[MATERIAL FOR THIS EXERCISE]:
────────────────────────────────────────
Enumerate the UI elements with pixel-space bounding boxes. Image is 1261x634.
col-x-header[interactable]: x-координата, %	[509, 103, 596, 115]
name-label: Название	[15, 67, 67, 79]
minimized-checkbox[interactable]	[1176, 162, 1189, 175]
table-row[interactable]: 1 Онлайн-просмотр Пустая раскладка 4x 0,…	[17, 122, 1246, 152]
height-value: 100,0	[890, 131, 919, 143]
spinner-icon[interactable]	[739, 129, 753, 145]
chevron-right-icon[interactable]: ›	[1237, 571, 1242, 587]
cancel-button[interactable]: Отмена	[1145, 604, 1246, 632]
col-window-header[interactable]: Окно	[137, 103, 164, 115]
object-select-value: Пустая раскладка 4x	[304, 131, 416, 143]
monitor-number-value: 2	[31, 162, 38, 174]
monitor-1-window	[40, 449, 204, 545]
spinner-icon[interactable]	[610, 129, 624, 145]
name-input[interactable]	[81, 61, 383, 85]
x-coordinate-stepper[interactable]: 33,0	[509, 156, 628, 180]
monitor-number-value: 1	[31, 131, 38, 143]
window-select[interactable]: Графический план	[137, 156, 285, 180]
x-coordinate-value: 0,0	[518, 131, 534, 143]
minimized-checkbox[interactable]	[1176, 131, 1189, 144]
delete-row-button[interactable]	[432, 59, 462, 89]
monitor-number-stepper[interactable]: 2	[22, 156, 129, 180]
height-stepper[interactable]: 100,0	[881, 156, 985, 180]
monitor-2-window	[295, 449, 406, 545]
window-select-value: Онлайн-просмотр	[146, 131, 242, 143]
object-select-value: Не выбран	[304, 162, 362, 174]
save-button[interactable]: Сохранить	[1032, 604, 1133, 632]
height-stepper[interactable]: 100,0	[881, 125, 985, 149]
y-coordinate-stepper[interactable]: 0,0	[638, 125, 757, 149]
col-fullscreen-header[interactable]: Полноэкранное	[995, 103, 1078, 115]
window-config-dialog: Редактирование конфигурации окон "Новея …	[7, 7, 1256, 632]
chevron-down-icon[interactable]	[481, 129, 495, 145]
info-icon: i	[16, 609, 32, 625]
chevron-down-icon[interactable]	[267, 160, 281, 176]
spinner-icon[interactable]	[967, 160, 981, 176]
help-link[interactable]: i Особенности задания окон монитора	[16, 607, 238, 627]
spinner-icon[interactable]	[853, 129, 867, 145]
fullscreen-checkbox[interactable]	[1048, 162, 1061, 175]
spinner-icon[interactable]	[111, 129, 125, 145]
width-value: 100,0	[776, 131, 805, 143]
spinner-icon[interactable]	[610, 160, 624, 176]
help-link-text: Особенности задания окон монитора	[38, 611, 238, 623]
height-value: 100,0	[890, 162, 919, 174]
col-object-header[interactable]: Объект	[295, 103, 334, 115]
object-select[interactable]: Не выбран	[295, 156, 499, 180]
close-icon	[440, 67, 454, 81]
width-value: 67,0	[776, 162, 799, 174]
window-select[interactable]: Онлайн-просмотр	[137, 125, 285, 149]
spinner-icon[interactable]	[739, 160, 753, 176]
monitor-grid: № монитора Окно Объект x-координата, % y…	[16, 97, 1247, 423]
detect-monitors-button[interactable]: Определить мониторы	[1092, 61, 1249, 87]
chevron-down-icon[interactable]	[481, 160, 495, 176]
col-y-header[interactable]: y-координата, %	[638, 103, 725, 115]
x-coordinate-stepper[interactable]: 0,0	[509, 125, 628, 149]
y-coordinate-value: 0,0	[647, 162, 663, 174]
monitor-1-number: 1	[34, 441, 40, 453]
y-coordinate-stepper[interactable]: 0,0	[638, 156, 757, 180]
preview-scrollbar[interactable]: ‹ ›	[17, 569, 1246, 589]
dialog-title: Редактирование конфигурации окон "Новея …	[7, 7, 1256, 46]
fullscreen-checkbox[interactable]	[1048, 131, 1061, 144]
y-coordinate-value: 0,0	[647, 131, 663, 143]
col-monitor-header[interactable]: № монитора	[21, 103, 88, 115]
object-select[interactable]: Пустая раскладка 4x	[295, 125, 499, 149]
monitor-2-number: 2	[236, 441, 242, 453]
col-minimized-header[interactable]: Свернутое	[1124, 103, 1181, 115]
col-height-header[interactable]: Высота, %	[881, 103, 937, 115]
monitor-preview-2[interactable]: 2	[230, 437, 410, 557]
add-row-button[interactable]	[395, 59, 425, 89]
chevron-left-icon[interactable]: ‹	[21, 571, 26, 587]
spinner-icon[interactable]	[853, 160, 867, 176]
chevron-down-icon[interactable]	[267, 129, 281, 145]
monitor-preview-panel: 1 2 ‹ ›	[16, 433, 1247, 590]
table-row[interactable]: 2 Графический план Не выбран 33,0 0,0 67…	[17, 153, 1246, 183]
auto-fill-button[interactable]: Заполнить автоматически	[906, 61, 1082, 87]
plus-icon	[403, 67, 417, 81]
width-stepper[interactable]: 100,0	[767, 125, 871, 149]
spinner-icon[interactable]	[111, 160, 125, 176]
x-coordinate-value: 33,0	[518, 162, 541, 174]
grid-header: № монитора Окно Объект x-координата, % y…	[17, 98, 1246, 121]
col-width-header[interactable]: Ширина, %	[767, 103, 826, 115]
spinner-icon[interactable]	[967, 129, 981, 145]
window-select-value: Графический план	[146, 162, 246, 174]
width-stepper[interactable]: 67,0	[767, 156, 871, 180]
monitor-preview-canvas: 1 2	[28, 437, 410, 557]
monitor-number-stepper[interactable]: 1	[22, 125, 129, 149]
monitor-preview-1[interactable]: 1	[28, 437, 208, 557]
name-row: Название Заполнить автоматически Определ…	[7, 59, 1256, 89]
────────────────────────────────────────
Copy every row above word for word, with no changes.

Enumerate the UI elements with pixel-space bounding boxes. Image is 1261x634.
col-x-header[interactable]: x-координата, %	[509, 103, 596, 115]
name-label: Название	[15, 67, 67, 79]
minimized-checkbox[interactable]	[1176, 162, 1189, 175]
table-row[interactable]: 1 Онлайн-просмотр Пустая раскладка 4x 0,…	[17, 122, 1246, 152]
height-value: 100,0	[890, 131, 919, 143]
spinner-icon[interactable]	[739, 129, 753, 145]
chevron-right-icon[interactable]: ›	[1237, 571, 1242, 587]
cancel-button[interactable]: Отмена	[1145, 604, 1246, 632]
col-window-header[interactable]: Окно	[137, 103, 164, 115]
object-select-value: Пустая раскладка 4x	[304, 131, 416, 143]
monitor-number-value: 2	[31, 162, 38, 174]
monitor-1-window	[40, 449, 204, 545]
spinner-icon[interactable]	[610, 129, 624, 145]
name-input[interactable]	[81, 61, 383, 85]
x-coordinate-stepper[interactable]: 33,0	[509, 156, 628, 180]
monitor-number-value: 1	[31, 131, 38, 143]
window-select[interactable]: Графический план	[137, 156, 285, 180]
x-coordinate-value: 0,0	[518, 131, 534, 143]
minimized-checkbox[interactable]	[1176, 131, 1189, 144]
delete-row-button[interactable]	[432, 59, 462, 89]
monitor-number-stepper[interactable]: 2	[22, 156, 129, 180]
height-stepper[interactable]: 100,0	[881, 156, 985, 180]
monitor-2-window	[295, 449, 406, 545]
window-select-value: Онлайн-просмотр	[146, 131, 242, 143]
object-select-value: Не выбран	[304, 162, 362, 174]
save-button[interactable]: Сохранить	[1032, 604, 1133, 632]
height-stepper[interactable]: 100,0	[881, 125, 985, 149]
y-coordinate-stepper[interactable]: 0,0	[638, 125, 757, 149]
col-fullscreen-header[interactable]: Полноэкранное	[995, 103, 1078, 115]
window-config-dialog: Редактирование конфигурации окон "Новея …	[7, 7, 1256, 632]
chevron-down-icon[interactable]	[481, 129, 495, 145]
info-icon: i	[16, 609, 32, 625]
chevron-down-icon[interactable]	[267, 160, 281, 176]
spinner-icon[interactable]	[967, 160, 981, 176]
help-link[interactable]: i Особенности задания окон монитора	[16, 607, 238, 627]
spinner-icon[interactable]	[853, 129, 867, 145]
fullscreen-checkbox[interactable]	[1048, 162, 1061, 175]
spinner-icon[interactable]	[111, 129, 125, 145]
width-value: 100,0	[776, 131, 805, 143]
spinner-icon[interactable]	[610, 160, 624, 176]
help-link-text: Особенности задания окон монитора	[38, 611, 238, 623]
height-value: 100,0	[890, 162, 919, 174]
col-object-header[interactable]: Объект	[295, 103, 334, 115]
object-select[interactable]: Не выбран	[295, 156, 499, 180]
close-icon	[440, 67, 454, 81]
width-value: 67,0	[776, 162, 799, 174]
window-select[interactable]: Онлайн-просмотр	[137, 125, 285, 149]
spinner-icon[interactable]	[739, 160, 753, 176]
monitor-grid: № монитора Окно Объект x-координата, % y…	[16, 97, 1247, 423]
detect-monitors-button[interactable]: Определить мониторы	[1092, 61, 1249, 87]
chevron-down-icon[interactable]	[481, 160, 495, 176]
col-y-header[interactable]: y-координата, %	[638, 103, 725, 115]
x-coordinate-stepper[interactable]: 0,0	[509, 125, 628, 149]
y-coordinate-value: 0,0	[647, 162, 663, 174]
monitor-1-number: 1	[34, 441, 40, 453]
y-coordinate-stepper[interactable]: 0,0	[638, 156, 757, 180]
preview-scrollbar[interactable]: ‹ ›	[17, 569, 1246, 589]
dialog-title: Редактирование конфигурации окон "Новея …	[7, 7, 1256, 46]
fullscreen-checkbox[interactable]	[1048, 131, 1061, 144]
y-coordinate-value: 0,0	[647, 131, 663, 143]
col-monitor-header[interactable]: № монитора	[21, 103, 88, 115]
object-select[interactable]: Пустая раскладка 4x	[295, 125, 499, 149]
monitor-2-number: 2	[236, 441, 242, 453]
col-minimized-header[interactable]: Свернутое	[1124, 103, 1181, 115]
col-height-header[interactable]: Высота, %	[881, 103, 937, 115]
monitor-preview-2[interactable]: 2	[230, 437, 410, 557]
add-row-button[interactable]	[395, 59, 425, 89]
chevron-left-icon[interactable]: ‹	[21, 571, 26, 587]
spinner-icon[interactable]	[853, 160, 867, 176]
chevron-down-icon[interactable]	[267, 129, 281, 145]
monitor-preview-panel: 1 2 ‹ ›	[16, 433, 1247, 590]
table-row[interactable]: 2 Графический план Не выбран 33,0 0,0 67…	[17, 153, 1246, 183]
auto-fill-button[interactable]: Заполнить автоматически	[906, 61, 1082, 87]
plus-icon	[403, 67, 417, 81]
width-stepper[interactable]: 100,0	[767, 125, 871, 149]
spinner-icon[interactable]	[111, 160, 125, 176]
x-coordinate-value: 33,0	[518, 162, 541, 174]
grid-header: № монитора Окно Объект x-координата, % y…	[17, 98, 1246, 121]
col-width-header[interactable]: Ширина, %	[767, 103, 826, 115]
spinner-icon[interactable]	[967, 129, 981, 145]
window-select-value: Графический план	[146, 162, 246, 174]
width-stepper[interactable]: 67,0	[767, 156, 871, 180]
monitor-preview-canvas: 1 2	[28, 437, 410, 557]
monitor-number-stepper[interactable]: 1	[22, 125, 129, 149]
monitor-preview-1[interactable]: 1	[28, 437, 208, 557]
name-row: Название Заполнить автоматически Определ…	[7, 59, 1256, 89]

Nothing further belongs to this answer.